Short exercise
Write the records below out in full, character for character, with no pictures.

>> START

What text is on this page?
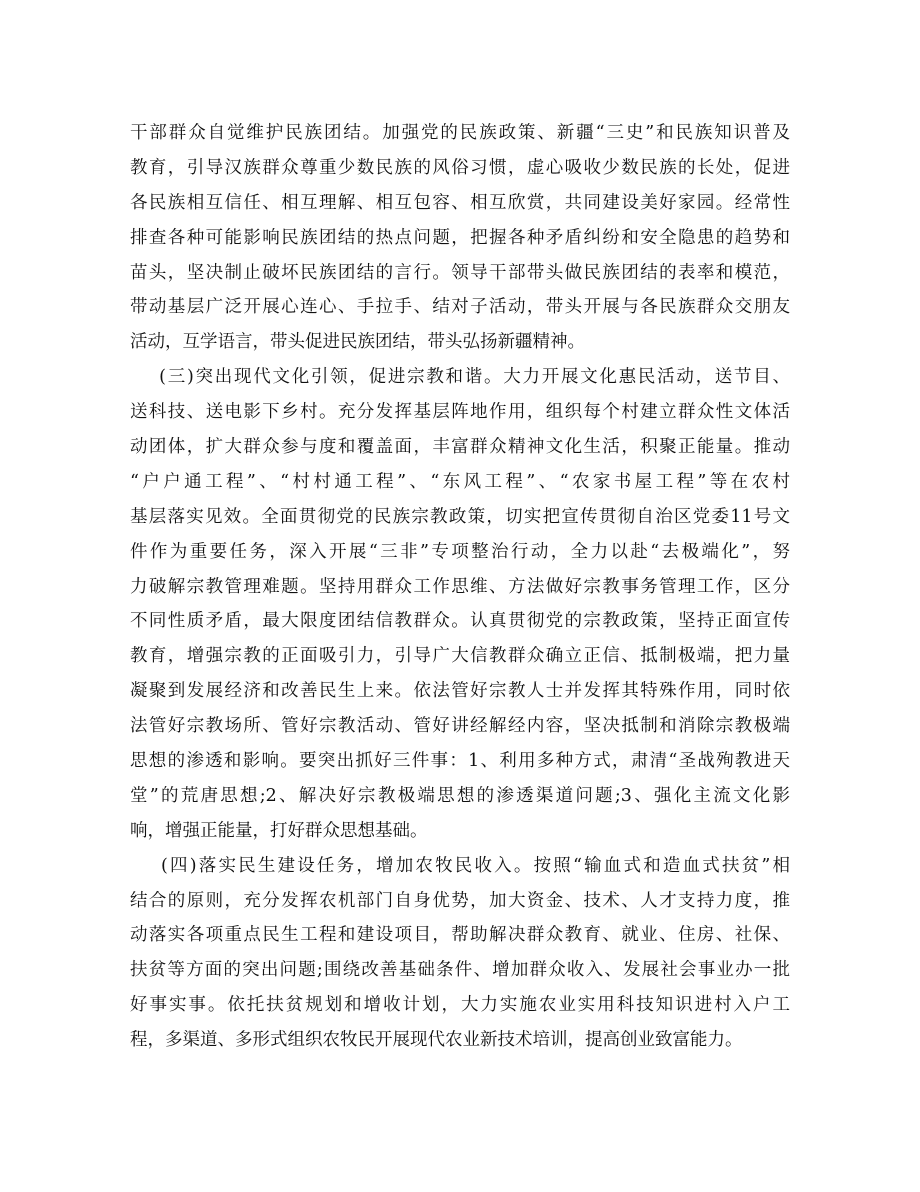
干部群众自觉维护民族团结。加强党的民族政策、新疆“三史”和民族知识普及
教育，引导汉族群众尊重少数民族的风俗习惯，虚心吸收少数民族的长处，促进
各民族相互信任、相互理解、相互包容、相互欣赏，共同建设美好家园。经常性
排查各种可能影响民族团结的热点问题，把握各种矛盾纠纷和安全隐患的趋势和
苗头，坚决制止破坏民族团结的言行。领导干部带头做民族团结的表率和模范，
带动基层广泛开展心连心、手拉手、结对子活动，带头开展与各民族群众交朋友
活动，互学语言，带头促进民族团结，带头弘扬新疆精神。
(三)突出现代文化引领，促进宗教和谐。大力开展文化惠民活动，送节目、
送科技、送电影下乡村。充分发挥基层阵地作用，组织每个村建立群众性文体活
动团体，扩大群众参与度和覆盖面，丰富群众精神文化生活，积聚正能量。推动
“户户通工程”、“村村通工程”、“东风工程”、“农家书屋工程”等在农村
基层落实见效。全面贯彻党的民族宗教政策，切实把宣传贯彻自治区党委11号文
件作为重要任务，深入开展“三非”专项整治行动，全力以赴“去极端化”，努
力破解宗教管理难题。坚持用群众工作思维、方法做好宗教事务管理工作，区分
不同性质矛盾，最大限度团结信教群众。认真贯彻党的宗教政策，坚持正面宣传
教育，增强宗教的正面吸引力，引导广大信教群众确立正信、抵制极端，把力量
凝聚到发展经济和改善民生上来。依法管好宗教人士并发挥其特殊作用，同时依
法管好宗教场所、管好宗教活动、管好讲经解经内容，坚决抵制和消除宗教极端
思想的渗透和影响。要突出抓好三件事：1、利用多种方式，肃清“圣战殉教进天
堂”的荒唐思想;2、解决好宗教极端思想的渗透渠道问题;3、强化主流文化影
响，增强正能量，打好群众思想基础。
(四)落实民生建设任务，增加农牧民收入。按照“输血式和造血式扶贫”相
结合的原则，充分发挥农机部门自身优势，加大资金、技术、人才支持力度，推
动落实各项重点民生工程和建设项目，帮助解决群众教育、就业、住房、社保、
扶贫等方面的突出问题;围绕改善基础条件、增加群众收入、发展社会事业办一批
好事实事。依托扶贫规划和增收计划，大力实施农业实用科技知识进村入户工
程，多渠道、多形式组织农牧民开展现代农业新技术培训，提高创业致富能力。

>> END

Response
What text is on this page?
干部群众自觉维护民族团结。加强党的民族政策、新疆“三史”和民族知识普及
教育，引导汉族群众尊重少数民族的风俗习惯，虚心吸收少数民族的长处，促进
各民族相互信任、相互理解、相互包容、相互欣赏，共同建设美好家园。经常性
排查各种可能影响民族团结的热点问题，把握各种矛盾纠纷和安全隐患的趋势和
苗头，坚决制止破坏民族团结的言行。领导干部带头做民族团结的表率和模范，
带动基层广泛开展心连心、手拉手、结对子活动，带头开展与各民族群众交朋友
活动，互学语言，带头促进民族团结，带头弘扬新疆精神。
(三)突出现代文化引领，促进宗教和谐。大力开展文化惠民活动，送节目、
送科技、送电影下乡村。充分发挥基层阵地作用，组织每个村建立群众性文体活
动团体，扩大群众参与度和覆盖面，丰富群众精神文化生活，积聚正能量。推动
“户户通工程”、“村村通工程”、“东风工程”、“农家书屋工程”等在农村
基层落实见效。全面贯彻党的民族宗教政策，切实把宣传贯彻自治区党委11号文
件作为重要任务，深入开展“三非”专项整治行动，全力以赴“去极端化”，努
力破解宗教管理难题。坚持用群众工作思维、方法做好宗教事务管理工作，区分
不同性质矛盾，最大限度团结信教群众。认真贯彻党的宗教政策，坚持正面宣传
教育，增强宗教的正面吸引力，引导广大信教群众确立正信、抵制极端，把力量
凝聚到发展经济和改善民生上来。依法管好宗教人士并发挥其特殊作用，同时依
法管好宗教场所、管好宗教活动、管好讲经解经内容，坚决抵制和消除宗教极端
思想的渗透和影响。要突出抓好三件事：1、利用多种方式，肃清“圣战殉教进天
堂”的荒唐思想;2、解决好宗教极端思想的渗透渠道问题;3、强化主流文化影
响，增强正能量，打好群众思想基础。
(四)落实民生建设任务，增加农牧民收入。按照“输血式和造血式扶贫”相
结合的原则，充分发挥农机部门自身优势，加大资金、技术、人才支持力度，推
动落实各项重点民生工程和建设项目，帮助解决群众教育、就业、住房、社保、
扶贫等方面的突出问题;围绕改善基础条件、增加群众收入、发展社会事业办一批
好事实事。依托扶贫规划和增收计划，大力实施农业实用科技知识进村入户工
程，多渠道、多形式组织农牧民开展现代农业新技术培训，提高创业致富能力。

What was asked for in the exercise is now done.